### Stated goal A
Write out the passage on address scanning word for word, beginning at the words "2. Target Address" and ending after the words "8 bits reserved for host addressing.".

### Article

This document is intended to be informational; there is not yet
sufficient deployment experience for it to be considered BCP.
2. Target Address Space for Network Scanning
There are significantly different considerations for the feasibility
of plain, brute force IPv4 and IPv6 address scanning.
2.1. IPv4
A typical IPv4 subnet may have 8 bits reserved for host addressing.
In such a case, a remote attacker need only probe at most 256
addresses to determine if a particular service is running publicly on
a host in that subnet. Even at only one probe per second, such a
scan would take under 5 minutes to complete.
2.2. IPv6
A typical IPv6 subnet will have 64 bits reserved for host addressing.
In such a case, a remote attacker in principle needs to probe 2^64
addresses to determine if a particular open service is running on a
host in that subnet. At a very conservative one probe per second,
such a scan may take some 5 billion years to complete. A more rapid
probe will still be limited to (effectively) infinite time for the
whole address space. However, there are ways for the attacker to
reduce the address search space to scan against within the target
subnet, as we discuss below.

### Items
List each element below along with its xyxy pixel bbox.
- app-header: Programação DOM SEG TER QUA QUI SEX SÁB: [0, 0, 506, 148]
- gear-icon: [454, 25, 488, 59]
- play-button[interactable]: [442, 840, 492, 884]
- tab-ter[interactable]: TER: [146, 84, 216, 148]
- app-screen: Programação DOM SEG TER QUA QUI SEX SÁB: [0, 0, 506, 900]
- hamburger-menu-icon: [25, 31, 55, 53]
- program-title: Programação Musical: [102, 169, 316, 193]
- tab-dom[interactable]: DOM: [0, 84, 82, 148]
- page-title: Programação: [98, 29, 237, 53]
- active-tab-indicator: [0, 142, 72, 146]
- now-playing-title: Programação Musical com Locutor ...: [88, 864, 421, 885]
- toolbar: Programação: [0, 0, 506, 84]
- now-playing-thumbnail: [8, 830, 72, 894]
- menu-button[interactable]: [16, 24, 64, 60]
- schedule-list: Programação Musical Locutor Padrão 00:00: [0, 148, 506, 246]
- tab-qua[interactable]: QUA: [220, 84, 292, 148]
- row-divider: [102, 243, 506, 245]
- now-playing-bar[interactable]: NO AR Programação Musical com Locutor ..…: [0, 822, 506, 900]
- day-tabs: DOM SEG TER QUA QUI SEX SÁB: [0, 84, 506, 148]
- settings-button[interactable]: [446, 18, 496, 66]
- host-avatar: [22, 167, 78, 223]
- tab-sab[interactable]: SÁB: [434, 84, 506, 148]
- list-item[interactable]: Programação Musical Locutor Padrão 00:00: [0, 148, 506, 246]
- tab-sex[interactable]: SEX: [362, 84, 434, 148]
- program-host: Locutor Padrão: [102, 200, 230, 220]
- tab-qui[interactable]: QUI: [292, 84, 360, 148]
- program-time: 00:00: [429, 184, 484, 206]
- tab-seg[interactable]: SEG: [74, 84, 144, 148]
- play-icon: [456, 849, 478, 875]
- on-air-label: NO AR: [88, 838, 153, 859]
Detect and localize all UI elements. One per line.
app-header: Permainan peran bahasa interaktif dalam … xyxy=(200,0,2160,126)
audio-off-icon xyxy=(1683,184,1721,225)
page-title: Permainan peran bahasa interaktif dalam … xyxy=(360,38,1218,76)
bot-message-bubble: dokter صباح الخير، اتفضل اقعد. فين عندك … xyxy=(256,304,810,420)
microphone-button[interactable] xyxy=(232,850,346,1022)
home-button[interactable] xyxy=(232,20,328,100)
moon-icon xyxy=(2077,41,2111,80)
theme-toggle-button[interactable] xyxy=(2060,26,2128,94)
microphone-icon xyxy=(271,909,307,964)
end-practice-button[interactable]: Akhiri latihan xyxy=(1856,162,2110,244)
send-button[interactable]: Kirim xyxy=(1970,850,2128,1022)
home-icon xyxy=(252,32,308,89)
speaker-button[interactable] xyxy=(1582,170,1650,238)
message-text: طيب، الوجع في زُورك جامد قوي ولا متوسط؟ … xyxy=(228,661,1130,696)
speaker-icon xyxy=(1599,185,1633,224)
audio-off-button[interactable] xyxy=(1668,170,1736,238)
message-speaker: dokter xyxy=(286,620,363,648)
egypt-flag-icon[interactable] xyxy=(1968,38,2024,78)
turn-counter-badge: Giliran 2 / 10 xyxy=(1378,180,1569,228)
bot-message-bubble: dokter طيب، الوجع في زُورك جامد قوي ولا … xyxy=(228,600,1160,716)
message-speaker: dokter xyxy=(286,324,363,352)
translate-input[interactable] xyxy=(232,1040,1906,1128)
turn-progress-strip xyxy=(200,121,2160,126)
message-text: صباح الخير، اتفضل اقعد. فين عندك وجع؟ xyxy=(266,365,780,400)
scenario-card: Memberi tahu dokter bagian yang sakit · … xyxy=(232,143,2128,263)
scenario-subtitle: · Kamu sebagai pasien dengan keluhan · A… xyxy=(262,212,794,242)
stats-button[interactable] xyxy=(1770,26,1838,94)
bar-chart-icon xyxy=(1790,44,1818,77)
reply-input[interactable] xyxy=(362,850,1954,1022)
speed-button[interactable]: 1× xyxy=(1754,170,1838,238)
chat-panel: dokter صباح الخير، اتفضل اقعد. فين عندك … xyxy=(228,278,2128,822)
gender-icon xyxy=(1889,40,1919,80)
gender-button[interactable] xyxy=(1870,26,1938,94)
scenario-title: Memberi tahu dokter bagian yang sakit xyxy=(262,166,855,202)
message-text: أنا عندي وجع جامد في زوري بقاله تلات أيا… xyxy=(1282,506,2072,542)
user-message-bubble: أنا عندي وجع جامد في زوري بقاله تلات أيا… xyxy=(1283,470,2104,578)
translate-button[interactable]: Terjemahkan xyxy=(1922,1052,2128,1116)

### Stated goal B
Lay out the records as a Markdown table with the columns Line and Content, covering only the span from the first line of the records through the line containing "- tab-sab[interactable]: SÁB: [434, 84, 506, 148]", both included. Put a running row number under Line and the line itself under Content, and leave out blank lines.

### Exercise answer A
2. Target Address Space for Network Scanning
There are significantly different considerations for the feasibility
of plain, brute force IPv4 and IPv6 address scanning.
2.1. IPv4
A typical IPv4 subnet may have 8 bits reserved for host addressing.

### Exercise answer B
| Line | Content |
|---|---|
| 1 | List each element below along with its xyxy pixel bbox. |
| 2 | - app-header: Programação DOM SEG TER QUA QUI SEX SÁB: [0, 0, 506, 148] |
| 3 | - gear-icon: [454, 25, 488, 59] |
| 4 | - play-button[interactable]: [442, 840, 492, 884] |
| 5 | - tab-ter[interactable]: TER: [146, 84, 216, 148] |
| 6 | - app-screen: Programação DOM SEG TER QUA QUI SEX SÁB: [0, 0, 506, 900] |
| 7 | - hamburger-menu-icon: [25, 31, 55, 53] |
| 8 | - program-title: Programação Musical: [102, 169, 316, 193] |
| 9 | - tab-dom[interactable]: DOM: [0, 84, 82, 148] |
| 10 | - page-title: Programação: [98, 29, 237, 53] |
| 11 | - active-tab-indicator: [0, 142, 72, 146] |
| 12 | - now-playing-title: Programação Musical com Locutor ...: [88, 864, 421, 885] |
| 13 | - toolbar: Programação: [0, 0, 506, 84] |
| 14 | - now-playing-thumbnail: [8, 830, 72, 894] |
| 15 | - menu-button[interactable]: [16, 24, 64, 60] |
| 16 | - schedule-list: Programação Musical Locutor Padrão 00:00: [0, 148, 506, 246] |
| 17 | - tab-qua[interactable]: QUA: [220, 84, 292, 148] |
| 18 | - row-divider: [102, 243, 506, 245] |
| 19 | - now-playing-bar[interactable]: NO AR Programação Musical com Locutor ..…: [0, 822, 506, 900] |
| 20 | - day-tabs: DOM SEG TER QUA QUI SEX SÁB: [0, 84, 506, 148] |
| 21 | - settings-button[interactable]: [446, 18, 496, 66] |
| 22 | - host-avatar: [22, 167, 78, 223] |
| 23 | - tab-sab[interactable]: SÁB: [434, 84, 506, 148] |